■ **To be done**: Check every line below for the word "likely" and show those that hold it.

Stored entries
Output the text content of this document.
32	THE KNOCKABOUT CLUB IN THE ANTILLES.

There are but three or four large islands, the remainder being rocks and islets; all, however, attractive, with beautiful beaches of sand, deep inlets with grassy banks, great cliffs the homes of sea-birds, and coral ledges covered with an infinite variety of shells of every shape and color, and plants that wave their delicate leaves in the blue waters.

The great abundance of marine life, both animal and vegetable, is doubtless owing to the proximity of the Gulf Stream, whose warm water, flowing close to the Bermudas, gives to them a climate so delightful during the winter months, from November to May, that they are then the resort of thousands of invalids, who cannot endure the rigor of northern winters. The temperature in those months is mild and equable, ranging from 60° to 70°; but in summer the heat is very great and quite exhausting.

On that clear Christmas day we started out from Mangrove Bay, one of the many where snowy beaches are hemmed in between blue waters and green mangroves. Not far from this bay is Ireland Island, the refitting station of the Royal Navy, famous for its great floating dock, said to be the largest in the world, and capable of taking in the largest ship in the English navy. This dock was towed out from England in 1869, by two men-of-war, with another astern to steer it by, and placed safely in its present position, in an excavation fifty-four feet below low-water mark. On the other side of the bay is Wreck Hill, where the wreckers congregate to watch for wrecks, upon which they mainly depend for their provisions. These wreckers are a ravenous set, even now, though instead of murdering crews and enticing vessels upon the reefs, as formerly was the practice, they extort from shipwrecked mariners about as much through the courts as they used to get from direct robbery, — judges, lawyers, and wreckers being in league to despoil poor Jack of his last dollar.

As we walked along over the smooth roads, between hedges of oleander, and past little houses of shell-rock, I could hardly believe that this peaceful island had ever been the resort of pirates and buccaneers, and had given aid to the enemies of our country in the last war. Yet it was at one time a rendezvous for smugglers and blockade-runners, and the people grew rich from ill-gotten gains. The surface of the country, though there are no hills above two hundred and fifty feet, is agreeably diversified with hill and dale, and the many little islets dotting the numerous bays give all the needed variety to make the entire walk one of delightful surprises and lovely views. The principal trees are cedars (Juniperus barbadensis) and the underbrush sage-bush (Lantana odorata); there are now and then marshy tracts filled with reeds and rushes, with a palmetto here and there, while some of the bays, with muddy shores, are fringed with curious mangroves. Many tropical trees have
...
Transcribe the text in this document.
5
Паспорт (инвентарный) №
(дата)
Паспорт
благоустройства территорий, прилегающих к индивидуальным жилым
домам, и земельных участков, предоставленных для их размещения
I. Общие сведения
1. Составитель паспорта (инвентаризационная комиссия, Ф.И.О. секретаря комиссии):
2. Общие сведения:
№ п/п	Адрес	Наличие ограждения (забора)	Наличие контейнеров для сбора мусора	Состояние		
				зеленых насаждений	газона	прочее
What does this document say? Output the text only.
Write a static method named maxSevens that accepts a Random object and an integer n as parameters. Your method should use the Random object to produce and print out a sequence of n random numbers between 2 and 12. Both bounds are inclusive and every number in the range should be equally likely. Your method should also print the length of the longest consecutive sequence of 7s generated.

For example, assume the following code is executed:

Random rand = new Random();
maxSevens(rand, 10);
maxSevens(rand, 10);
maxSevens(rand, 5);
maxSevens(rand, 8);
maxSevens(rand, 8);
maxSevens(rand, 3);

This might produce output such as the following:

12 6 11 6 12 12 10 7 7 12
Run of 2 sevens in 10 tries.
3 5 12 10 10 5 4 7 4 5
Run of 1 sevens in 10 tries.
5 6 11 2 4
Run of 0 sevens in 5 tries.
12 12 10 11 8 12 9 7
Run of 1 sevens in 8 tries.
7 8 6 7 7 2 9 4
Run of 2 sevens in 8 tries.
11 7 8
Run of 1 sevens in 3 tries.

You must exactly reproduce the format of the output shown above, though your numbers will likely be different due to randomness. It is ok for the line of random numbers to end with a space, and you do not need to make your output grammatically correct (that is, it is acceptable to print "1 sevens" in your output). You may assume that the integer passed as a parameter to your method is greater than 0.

■ **Final result**:
Write a static method named maxSevens that accepts a Random object and an integer n as parameters. Your method should use the Random object to produce and print out a sequence of n random numbers between 2 and 12. Both bounds are inclusive and every number in the range should be equally likely. Your method should also print the length of the longest consecutive sequence of 7s generated.
You must exactly reproduce the format of the output shown above, though your numbers will likely be different due to randomness. It is ok for the line of random numbers to end with a space, and you do not need to make your output grammatically correct (that is, it is acceptable to print "1 sevens" in your output). You may assume that the integer passed as a parameter to your method is greater than 0.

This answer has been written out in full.